## Written request
Show all lines holding the string "data".
** start of Records for the task **
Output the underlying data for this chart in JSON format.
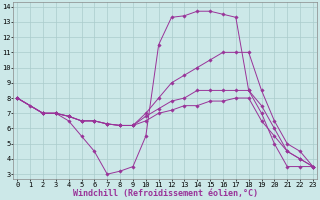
{
  "background_color": "#cce8e8",
  "grid_color": "#aacccc",
  "line_color": "#993399",
  "xlim": [
    -0.3,
    23.3
  ],
  "ylim": [
    2.7,
    14.3
  ],
  "xticks": [
    0,
    1,
    2,
    3,
    4,
    5,
    6,
    7,
    8,
    9,
    10,
    11,
    12,
    13,
    14,
    15,
    16,
    17,
    18,
    19,
    20,
    21,
    22,
    23
  ],
  "yticks": [
    3,
    4,
    5,
    6,
    7,
    8,
    9,
    10,
    11,
    12,
    13,
    14
  ],
  "xlabel": "Windchill (Refroidissement éolien,°C)",
  "lines": [
    {
      "x": [
        0,
        1,
        2,
        3,
        4,
        5,
        6,
        7,
        8,
        9,
        10,
        11,
        12,
        13,
        14,
        15,
        16,
        17,
        18,
        19,
        20,
        21,
        22,
        23
      ],
      "y": [
        8.0,
        7.5,
        7.0,
        7.0,
        6.5,
        5.5,
        4.5,
        3.0,
        3.2,
        3.5,
        5.5,
        11.5,
        13.3,
        13.4,
        13.7,
        13.7,
        13.5,
        13.3,
        8.5,
        7.0,
        5.0,
        3.5,
        3.5,
        3.5
      ]
    },
    {
      "x": [
        0,
        2,
        3,
        4,
        5,
        6,
        7,
        8,
        9,
        10,
        11,
        12,
        13,
        14,
        15,
        16,
        17,
        18,
        19,
        20,
        21,
        22,
        23
      ],
      "y": [
        8.0,
        7.0,
        7.0,
        6.8,
        6.5,
        6.5,
        6.3,
        6.2,
        6.2,
        7.0,
        8.0,
        9.0,
        9.5,
        10.0,
        10.5,
        11.0,
        11.0,
        11.0,
        8.5,
        6.5,
        5.0,
        4.5,
        3.5
      ]
    },
    {
      "x": [
        0,
        2,
        3,
        4,
        5,
        6,
        7,
        8,
        9,
        10,
        11,
        12,
        13,
        14,
        15,
        16,
        17,
        18,
        19,
        20,
        21,
        22,
        23
      ],
      "y": [
        8.0,
        7.0,
        7.0,
        6.8,
        6.5,
        6.5,
        6.3,
        6.2,
        6.2,
        6.8,
        7.3,
        7.8,
        8.0,
        8.5,
        8.5,
        8.5,
        8.5,
        8.5,
        7.5,
        6.0,
        4.5,
        4.0,
        3.5
      ]
    },
    {
      "x": [
        0,
        2,
        3,
        4,
        5,
        6,
        7,
        8,
        9,
        10,
        11,
        12,
        13,
        14,
        15,
        16,
        17,
        18,
        19,
        20,
        21,
        22,
        23
      ],
      "y": [
        8.0,
        7.0,
        7.0,
        6.8,
        6.5,
        6.5,
        6.3,
        6.2,
        6.2,
        6.5,
        7.0,
        7.2,
        7.5,
        7.5,
        7.8,
        7.8,
        8.0,
        8.0,
        6.5,
        5.5,
        4.5,
        4.0,
        3.5
      ]
    }
  ],
  "tick_fontsize": 5.0,
  "xlabel_fontsize": 6.0
}
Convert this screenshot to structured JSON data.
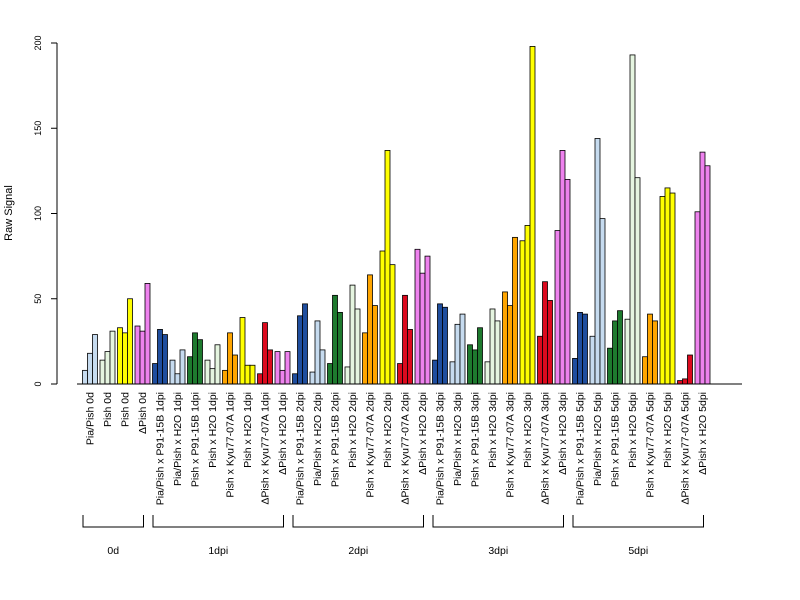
** end of Records for the task **
## Task answer
Output the underlying data for this chart in JSON format.
Convert this screenshot to structured JSON data.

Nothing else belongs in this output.